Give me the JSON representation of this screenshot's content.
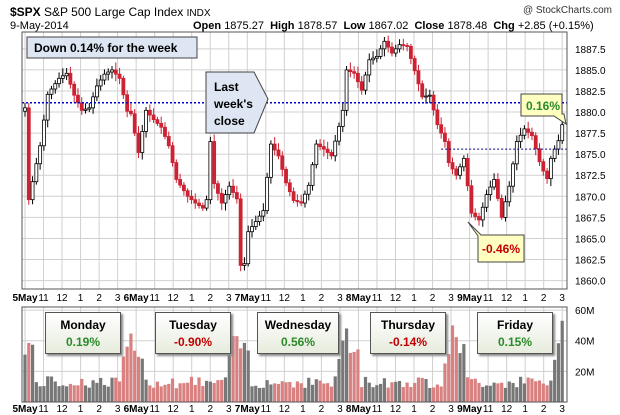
{
  "header": {
    "symbol": "$SPX",
    "name": "S&P 500 Large Cap Index",
    "exchange": "INDX",
    "date": "9-May-2014",
    "watermark": "@ StockCharts.com",
    "open_label": "Open",
    "open": "1875.27",
    "high_label": "High",
    "high": "1878.57",
    "low_label": "Low",
    "low": "1867.02",
    "close_label": "Close",
    "close": "1878.48",
    "chg_label": "Chg",
    "chg": "+2.85 (+0.15%)"
  },
  "annotations": {
    "week_box": "Down 0.14% for the week",
    "last_close_lines": [
      "Last",
      "week's",
      "close"
    ],
    "callout_up": "0.16%",
    "callout_down": "-0.46%"
  },
  "days": [
    {
      "name": "Monday",
      "change": "0.19%",
      "sign": "pos"
    },
    {
      "name": "Tuesday",
      "change": "-0.90%",
      "sign": "neg"
    },
    {
      "name": "Wednesday",
      "change": "0.56%",
      "sign": "pos"
    },
    {
      "name": "Thursday",
      "change": "-0.14%",
      "sign": "neg"
    },
    {
      "name": "Friday",
      "change": "0.15%",
      "sign": "pos"
    }
  ],
  "colors": {
    "up": "#000000",
    "down": "#cc2233",
    "blue_line": "#0000cc",
    "grid": "#d0d0d0",
    "vol_up": "#777777",
    "vol_down": "#d98080",
    "callout_fill": "#ffffc0",
    "last_box_fill": "#dde6f2"
  },
  "chart_data": {
    "type": "candlestick",
    "x_tick_labels": [
      "5May",
      "11",
      "12",
      "1",
      "2",
      "3",
      "6May",
      "11",
      "12",
      "1",
      "2",
      "3",
      "7May",
      "11",
      "12",
      "1",
      "2",
      "3",
      "8May",
      "11",
      "12",
      "1",
      "2",
      "3",
      "9May",
      "11",
      "12",
      "1",
      "2",
      "3"
    ],
    "y_ticks": [
      "1860.0",
      "1862.5",
      "1865.0",
      "1867.5",
      "1870.0",
      "1872.5",
      "1875.0",
      "1877.5",
      "1880.0",
      "1882.5",
      "1885.0",
      "1887.5"
    ],
    "ylim": [
      1859,
      1889.5
    ],
    "vol_ticks": [
      "20M",
      "40M",
      "60M"
    ],
    "vol_lim": [
      0,
      62
    ],
    "last_week_close": 1881.1,
    "friday_prev_close": 1875.6,
    "price_path": [
      [
        0,
        1880.5
      ],
      [
        1,
        1869.6
      ],
      [
        4,
        1876.0
      ],
      [
        6,
        1882.1
      ],
      [
        9,
        1884.0
      ],
      [
        11,
        1884.6
      ],
      [
        13,
        1882.0
      ],
      [
        15,
        1880.2
      ],
      [
        17,
        1880.5
      ],
      [
        19,
        1883.1
      ],
      [
        21,
        1884.5
      ],
      [
        23,
        1885.0
      ],
      [
        25,
        1884.0
      ],
      [
        27,
        1880.1
      ],
      [
        28,
        1879.8
      ],
      [
        30,
        1875.2
      ],
      [
        32,
        1880.2
      ],
      [
        34,
        1879.1
      ],
      [
        36,
        1878.2
      ],
      [
        38,
        1876.0
      ],
      [
        40,
        1872.0
      ],
      [
        43,
        1870.0
      ],
      [
        45,
        1869.2
      ],
      [
        47,
        1868.6
      ],
      [
        48,
        1869.6
      ],
      [
        49,
        1876.5
      ],
      [
        50,
        1871.5
      ],
      [
        52,
        1869.2
      ],
      [
        54,
        1871.2
      ],
      [
        56,
        1869.7
      ],
      [
        57,
        1861.8
      ],
      [
        58,
        1862.0
      ],
      [
        59,
        1865.8
      ],
      [
        61,
        1867.0
      ],
      [
        63,
        1868.3
      ],
      [
        65,
        1876.2
      ],
      [
        67,
        1874.8
      ],
      [
        69,
        1871.6
      ],
      [
        71,
        1869.5
      ],
      [
        73,
        1869.2
      ],
      [
        75,
        1871.3
      ],
      [
        77,
        1876.2
      ],
      [
        79,
        1875.6
      ],
      [
        81,
        1874.8
      ],
      [
        83,
        1878.3
      ],
      [
        84,
        1880.2
      ],
      [
        85,
        1885.0
      ],
      [
        87,
        1884.6
      ],
      [
        89,
        1882.6
      ],
      [
        91,
        1886.2
      ],
      [
        93,
        1886.6
      ],
      [
        95,
        1888.4
      ],
      [
        97,
        1887.0
      ],
      [
        99,
        1888.0
      ],
      [
        101,
        1887.8
      ],
      [
        103,
        1884.9
      ],
      [
        105,
        1881.8
      ],
      [
        107,
        1882.0
      ],
      [
        109,
        1878.5
      ],
      [
        111,
        1876.5
      ],
      [
        112,
        1874.0
      ],
      [
        114,
        1872.5
      ],
      [
        116,
        1874.5
      ],
      [
        118,
        1868.0
      ],
      [
        120,
        1867.2
      ],
      [
        122,
        1870.2
      ],
      [
        124,
        1872.0
      ],
      [
        126,
        1867.5
      ],
      [
        128,
        1871.2
      ],
      [
        130,
        1876.5
      ],
      [
        132,
        1878.0
      ],
      [
        134,
        1877.2
      ],
      [
        136,
        1874.1
      ],
      [
        137,
        1873.0
      ],
      [
        138,
        1872.1
      ],
      [
        139,
        1874.5
      ],
      [
        140,
        1875.6
      ],
      [
        141,
        1876.6
      ],
      [
        142,
        1878.5
      ]
    ]
  }
}
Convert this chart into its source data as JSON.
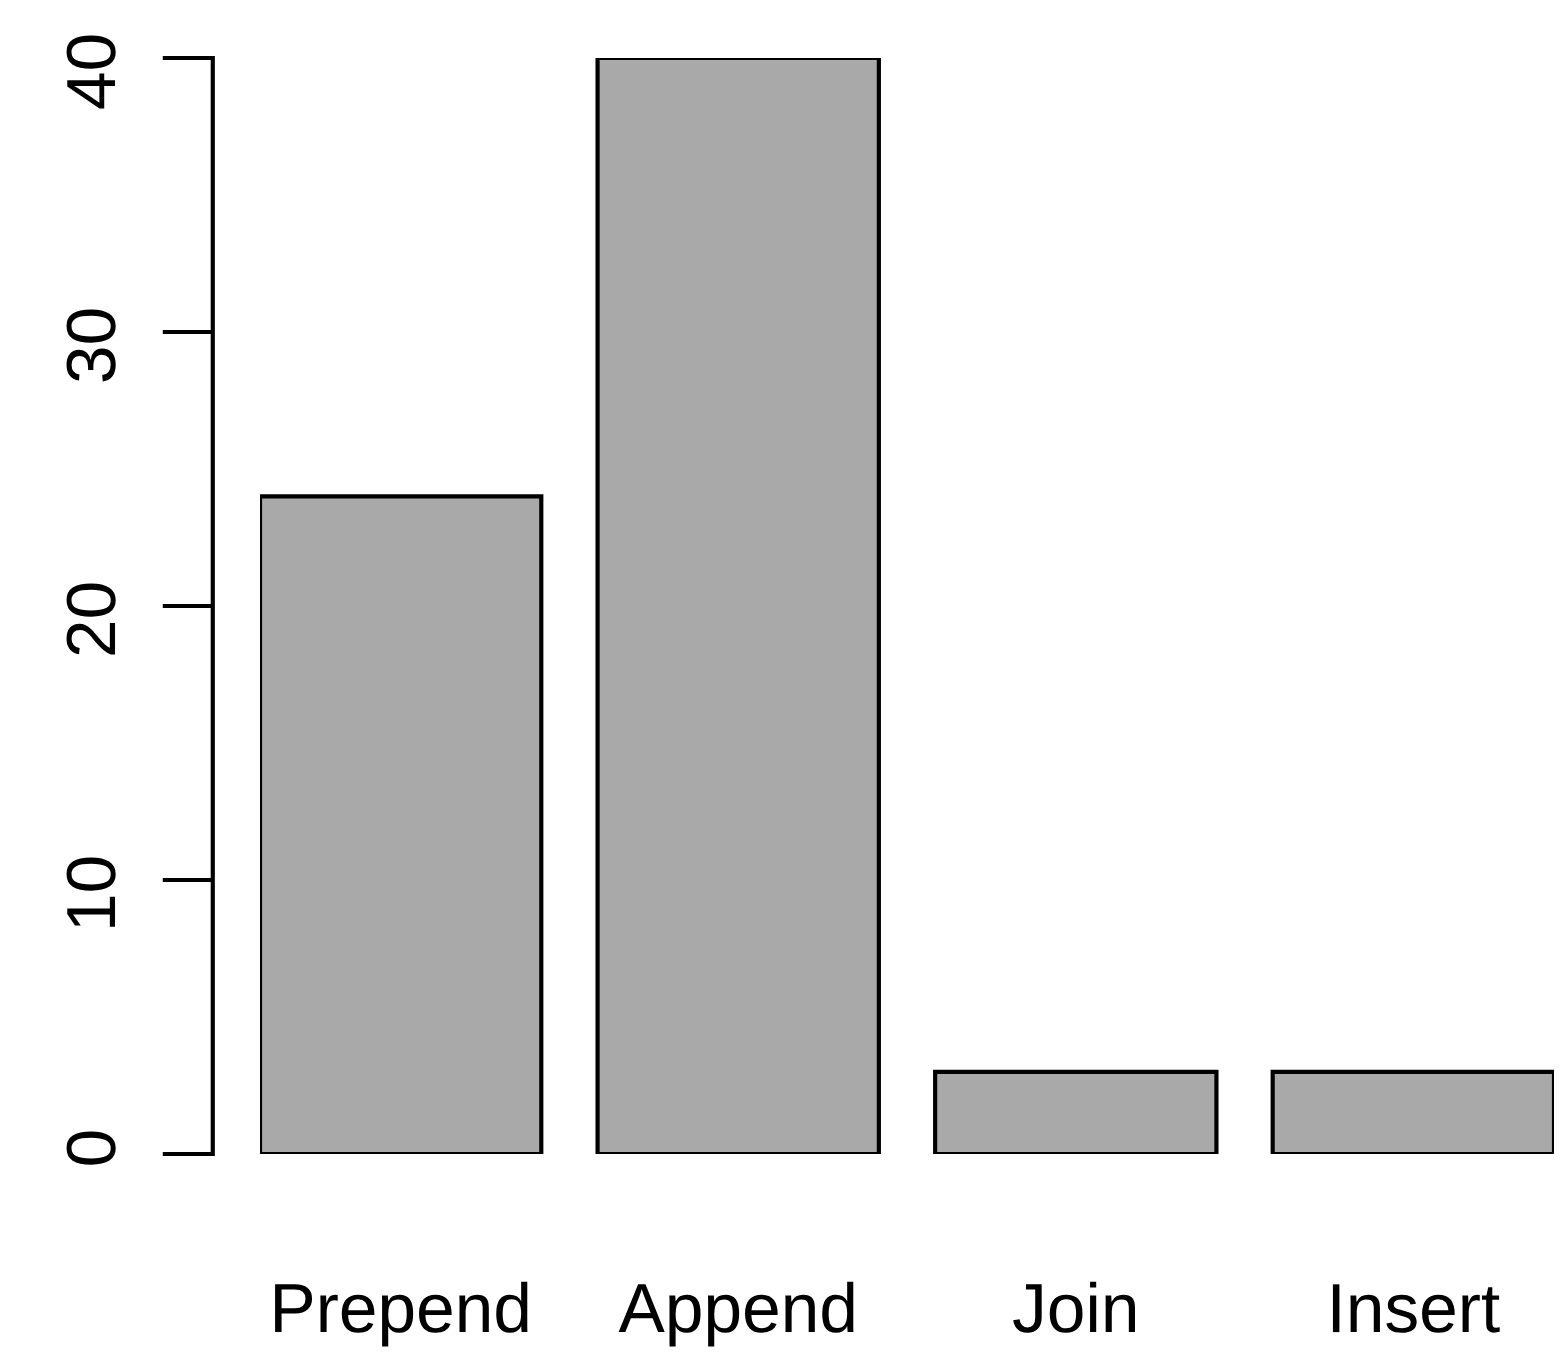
{
  "chart_data": {
    "type": "bar",
    "categories": [
      "Prepend",
      "Append",
      "Join",
      "Insert"
    ],
    "values": [
      24,
      40,
      3,
      3
    ],
    "color": "#a9a9a9",
    "ylim": [
      0,
      40
    ],
    "yticks": [
      0,
      10,
      20,
      30,
      40
    ],
    "grid": false,
    "legend": false
  }
}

-.-.-

# Exercise task
The records above are to be restated exactly, without their pictures.

# Correct result
Give me the JSON representation of this screenshot's content.
{
  "header": {
    "symbol": "$SPX",
    "name": "S&P 500 Large Cap Index",
    "exchange": "INDX",
    "date": "9-May-2014",
    "watermark": "@ StockCharts.com",
    "open_label": "Open",
    "open": "1875.27",
    "high_label": "High",
    "high": "1878.57",
    "low_label": "Low",
    "low": "1867.02",
    "close_label": "Close",
    "close": "1878.48",
    "chg_label": "Chg",
    "chg": "+2.85 (+0.15%)"
  },
  "annotations": {
    "week_box": "Down 0.14% for the week",
    "last_close_lines": [
      "Last",
      "week's",
      "close"
    ],
    "callout_up": "0.16%",
    "callout_down": "-0.46%"
  },
  "days": [
    {
      "name": "Monday",
      "change": "0.19%",
      "sign": "pos"
    },
    {
      "name": "Tuesday",
      "change": "-0.90%",
      "sign": "neg"
    },
    {
      "name": "Wednesday",
      "change": "0.56%",
      "sign": "pos"
    },
    {
      "name": "Thursday",
      "change": "-0.14%",
      "sign": "neg"
    },
    {
      "name": "Friday",
      "change": "0.15%",
      "sign": "pos"
    }
  ],
  "colors": {
    "up": "#000000",
    "down": "#cc2233",
    "blue_line": "#0000cc",
    "grid": "#d0d0d0",
    "vol_up": "#777777",
    "vol_down": "#d98080",
    "callout_fill": "#ffffc0",
    "last_box_fill": "#dde6f2"
  },
  "chart_data": {
    "type": "candlestick",
    "x_tick_labels": [
      "5May",
      "11",
      "12",
      "1",
      "2",
      "3",
      "6May",
      "11",
      "12",
      "1",
      "2",
      "3",
      "7May",
      "11",
      "12",
      "1",
      "2",
      "3",
      "8May",
      "11",
      "12",
      "1",
      "2",
      "3",
      "9May",
      "11",
      "12",
      "1",
      "2",
      "3"
    ],
    "y_ticks": [
      "1860.0",
      "1862.5",
      "1865.0",
      "1867.5",
      "1870.0",
      "1872.5",
      "1875.0",
      "1877.5",
      "1880.0",
      "1882.5",
      "1885.0",
      "1887.5"
    ],
    "ylim": [
      1859,
      1889.5
    ],
    "vol_ticks": [
      "20M",
      "40M",
      "60M"
    ],
    "vol_lim": [
      0,
      62
    ],
    "last_week_close": 1881.1,
    "friday_prev_close": 1875.6,
    "price_path": [
      [
        0,
        1880.5
      ],
      [
        1,
        1869.6
      ],
      [
        4,
        1876.0
      ],
      [
        6,
        1882.1
      ],
      [
        9,
        1884.0
      ],
      [
        11,
        1884.6
      ],
      [
        13,
        1882.0
      ],
      [
        15,
        1880.2
      ],
      [
        17,
        1880.5
      ],
      [
        19,
        1883.1
      ],
      [
        21,
        1884.5
      ],
      [
        23,
        1885.0
      ],
      [
        25,
        1884.0
      ],
      [
        27,
        1880.1
      ],
      [
        28,
        1879.8
      ],
      [
        30,
        1875.2
      ],
      [
        32,
        1880.2
      ],
      [
        34,
        1879.1
      ],
      [
        36,
        1878.2
      ],
      [
        38,
        1876.0
      ],
      [
        40,
        1872.0
      ],
      [
        43,
        1870.0
      ],
      [
        45,
        1869.2
      ],
      [
        47,
        1868.6
      ],
      [
        48,
        1869.6
      ],
      [
        49,
        1876.5
      ],
      [
        50,
        1871.5
      ],
      [
        52,
        1869.2
      ],
      [
        54,
        1871.2
      ],
      [
        56,
        1869.7
      ],
      [
        57,
        1861.8
      ],
      [
        58,
        1862.0
      ],
      [
        59,
        1865.8
      ],
      [
        61,
        1867.0
      ],
      [
        63,
        1868.3
      ],
      [
        65,
        1876.2
      ],
      [
        67,
        1874.8
      ],
      [
        69,
        1871.6
      ],
      [
        71,
        1869.5
      ],
      [
        73,
        1869.2
      ],
      [
        75,
        1871.3
      ],
      [
        77,
        1876.2
      ],
      [
        79,
        1875.6
      ],
      [
        81,
        1874.8
      ],
      [
        83,
        1878.3
      ],
      [
        84,
        1880.2
      ],
      [
        85,
        1885.0
      ],
      [
        87,
        1884.6
      ],
      [
        89,
        1882.6
      ],
      [
        91,
        1886.2
      ],
      [
        93,
        1886.6
      ],
      [
        95,
        1888.4
      ],
      [
        97,
        1887.0
      ],
      [
        99,
        1888.0
      ],
      [
        101,
        1887.8
      ],
      [
        103,
        1884.9
      ],
      [
        105,
        1881.8
      ],
      [
        107,
        1882.0
      ],
      [
        109,
        1878.5
      ],
      [
        111,
        1876.5
      ],
      [
        112,
        1874.0
      ],
      [
        114,
        1872.5
      ],
      [
        116,
        1874.5
      ],
      [
        118,
        1868.0
      ],
      [
        120,
        1867.2
      ],
      [
        122,
        1870.2
      ],
      [
        124,
        1872.0
      ],
      [
        126,
        1867.5
      ],
      [
        128,
        1871.2
      ],
      [
        130,
        1876.5
      ],
      [
        132,
        1878.0
      ],
      [
        134,
        1877.2
      ],
      [
        136,
        1874.1
      ],
      [
        137,
        1873.0
      ],
      [
        138,
        1872.1
      ],
      [
        139,
        1874.5
      ],
      [
        140,
        1875.6
      ],
      [
        141,
        1876.6
      ],
      [
        142,
        1878.5
      ]
    ]
  }
}
Convert this chart into its source data as JSON.
{
  "chart_data": {
    "type": "bar",
    "categories": [
      "Prepend",
      "Append",
      "Join",
      "Insert"
    ],
    "values": [
      24,
      40,
      3,
      3
    ],
    "color": "#a9a9a9",
    "ylim": [
      0,
      40
    ],
    "yticks": [
      0,
      10,
      20,
      30,
      40
    ],
    "grid": false,
    "legend": false
  }
}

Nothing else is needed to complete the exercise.